◆ What you need to do: Find and return each line containing "values".

◆ Material for this task:
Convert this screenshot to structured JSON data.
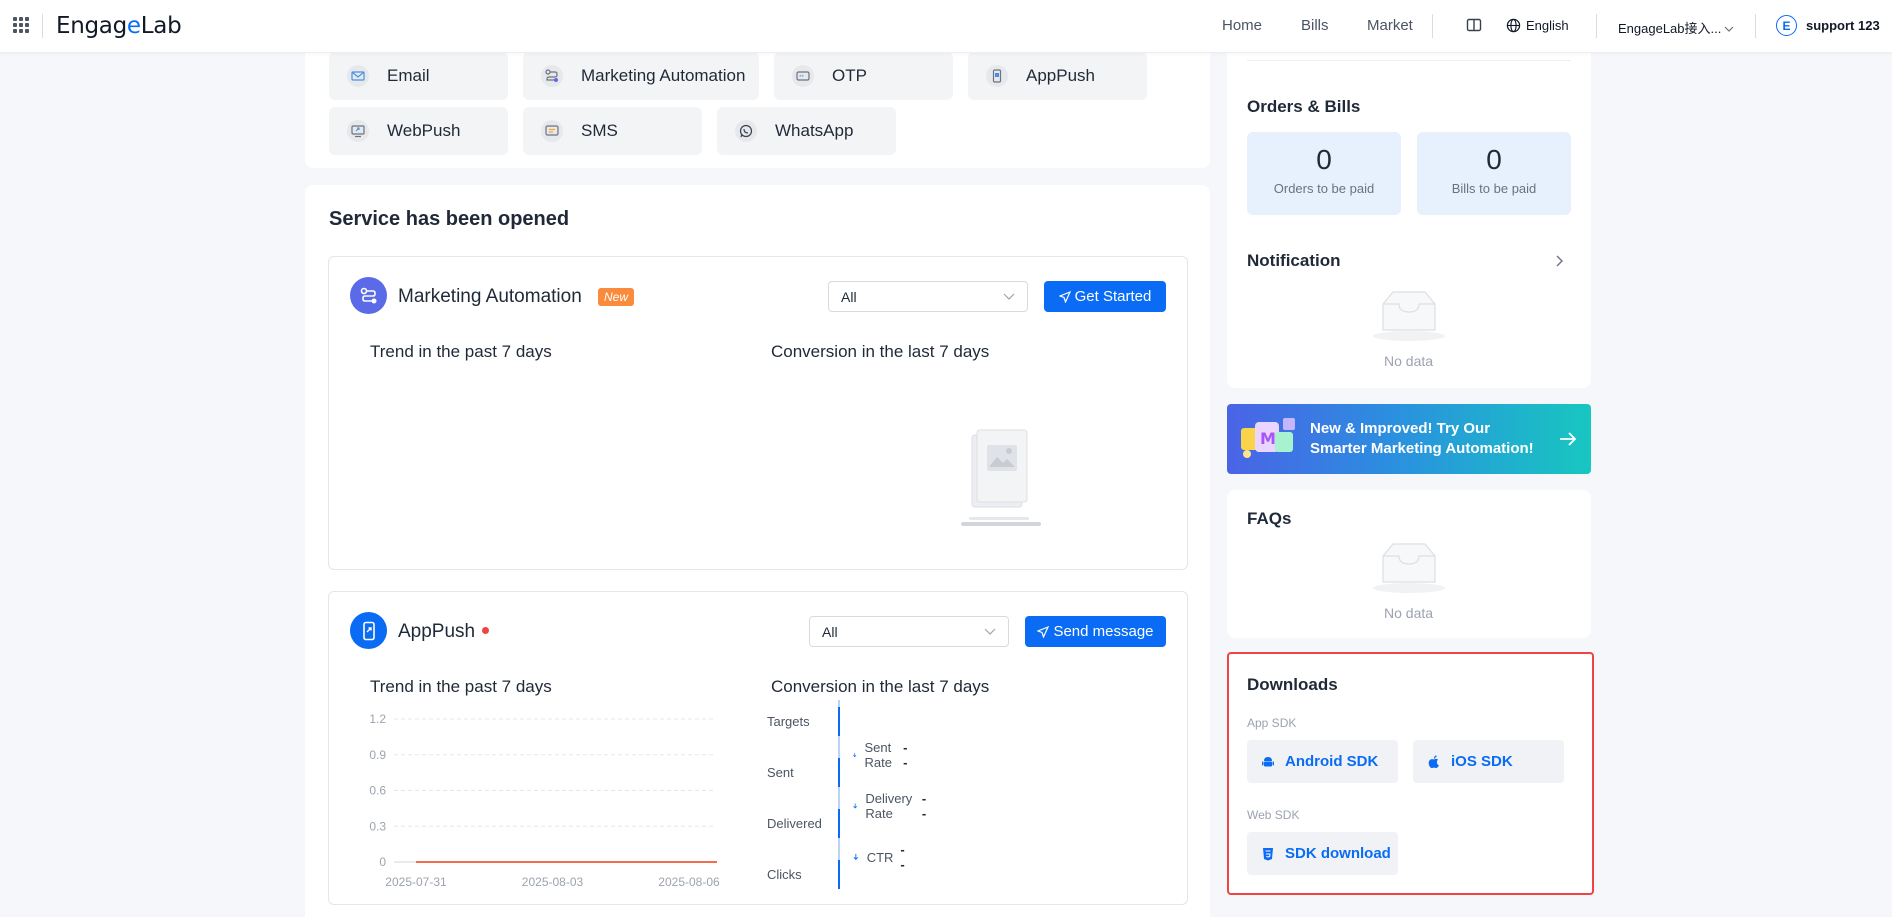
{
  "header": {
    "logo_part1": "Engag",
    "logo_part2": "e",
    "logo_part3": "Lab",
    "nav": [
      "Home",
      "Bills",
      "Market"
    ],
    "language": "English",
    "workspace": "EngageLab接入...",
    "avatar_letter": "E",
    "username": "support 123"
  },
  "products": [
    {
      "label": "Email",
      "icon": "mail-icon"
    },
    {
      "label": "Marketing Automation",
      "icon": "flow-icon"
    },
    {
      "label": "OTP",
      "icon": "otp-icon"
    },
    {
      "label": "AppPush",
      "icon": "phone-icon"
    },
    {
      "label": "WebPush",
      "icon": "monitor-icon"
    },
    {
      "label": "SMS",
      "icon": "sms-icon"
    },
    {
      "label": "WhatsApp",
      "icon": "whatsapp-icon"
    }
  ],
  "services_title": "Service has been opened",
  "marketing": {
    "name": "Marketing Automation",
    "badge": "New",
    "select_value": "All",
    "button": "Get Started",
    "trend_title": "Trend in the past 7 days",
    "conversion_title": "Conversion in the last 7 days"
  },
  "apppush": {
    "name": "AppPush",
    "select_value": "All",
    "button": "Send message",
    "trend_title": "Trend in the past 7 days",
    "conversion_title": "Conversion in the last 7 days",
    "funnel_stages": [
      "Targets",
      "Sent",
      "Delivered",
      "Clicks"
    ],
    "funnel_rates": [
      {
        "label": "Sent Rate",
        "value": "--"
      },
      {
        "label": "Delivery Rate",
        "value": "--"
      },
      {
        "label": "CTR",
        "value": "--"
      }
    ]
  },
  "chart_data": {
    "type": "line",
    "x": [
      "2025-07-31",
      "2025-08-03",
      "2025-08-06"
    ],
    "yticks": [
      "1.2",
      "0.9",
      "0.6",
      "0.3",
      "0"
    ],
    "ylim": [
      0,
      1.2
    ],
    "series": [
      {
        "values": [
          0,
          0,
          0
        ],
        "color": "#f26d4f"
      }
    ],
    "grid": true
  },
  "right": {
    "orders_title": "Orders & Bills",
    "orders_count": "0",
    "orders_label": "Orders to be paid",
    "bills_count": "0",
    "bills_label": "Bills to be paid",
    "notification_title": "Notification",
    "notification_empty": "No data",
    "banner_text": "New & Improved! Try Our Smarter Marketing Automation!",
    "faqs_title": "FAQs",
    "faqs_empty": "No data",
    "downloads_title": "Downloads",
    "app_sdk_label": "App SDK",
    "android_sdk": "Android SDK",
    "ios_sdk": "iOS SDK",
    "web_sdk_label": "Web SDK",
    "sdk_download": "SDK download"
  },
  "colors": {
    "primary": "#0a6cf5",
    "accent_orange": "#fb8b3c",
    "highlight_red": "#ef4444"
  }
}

--

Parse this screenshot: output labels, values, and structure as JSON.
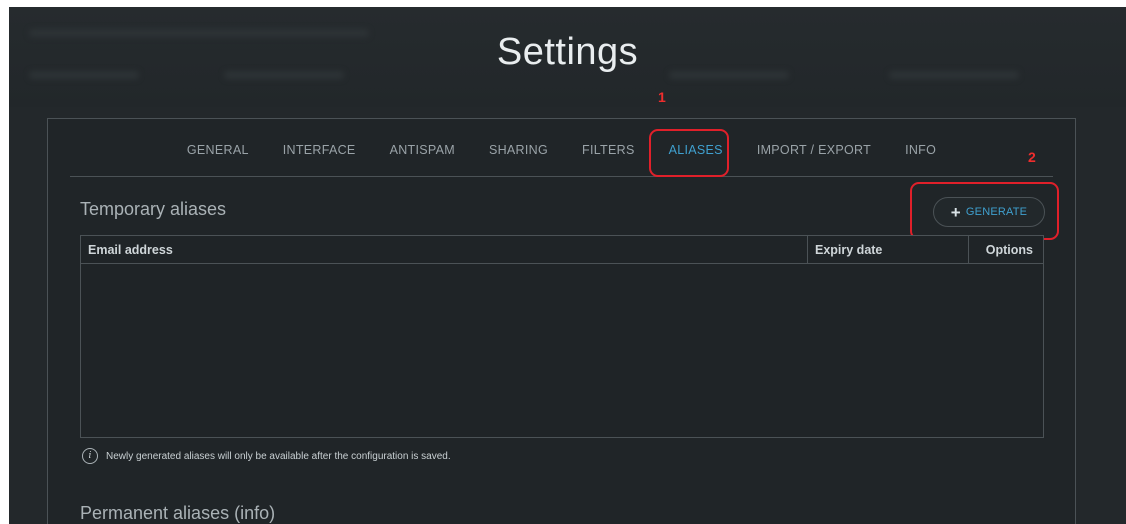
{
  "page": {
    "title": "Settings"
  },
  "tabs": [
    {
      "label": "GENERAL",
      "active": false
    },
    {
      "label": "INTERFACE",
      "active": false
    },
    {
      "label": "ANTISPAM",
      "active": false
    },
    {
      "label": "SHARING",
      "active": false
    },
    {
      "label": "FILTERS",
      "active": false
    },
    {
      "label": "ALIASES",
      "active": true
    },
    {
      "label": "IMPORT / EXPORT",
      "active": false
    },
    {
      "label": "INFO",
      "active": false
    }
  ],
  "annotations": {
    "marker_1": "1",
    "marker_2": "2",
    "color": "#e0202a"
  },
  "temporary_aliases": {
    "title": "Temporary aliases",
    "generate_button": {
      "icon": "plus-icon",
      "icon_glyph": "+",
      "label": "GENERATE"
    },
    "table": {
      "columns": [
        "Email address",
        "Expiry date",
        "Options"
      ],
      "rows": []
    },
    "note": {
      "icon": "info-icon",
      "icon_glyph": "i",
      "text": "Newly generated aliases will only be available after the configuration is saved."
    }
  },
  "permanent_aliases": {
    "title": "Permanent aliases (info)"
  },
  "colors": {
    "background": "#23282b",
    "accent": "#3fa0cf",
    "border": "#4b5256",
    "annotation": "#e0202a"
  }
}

◆ Completed exercise:
        "values": [
Parse this screenshot: output labels, values, and structure as JSON.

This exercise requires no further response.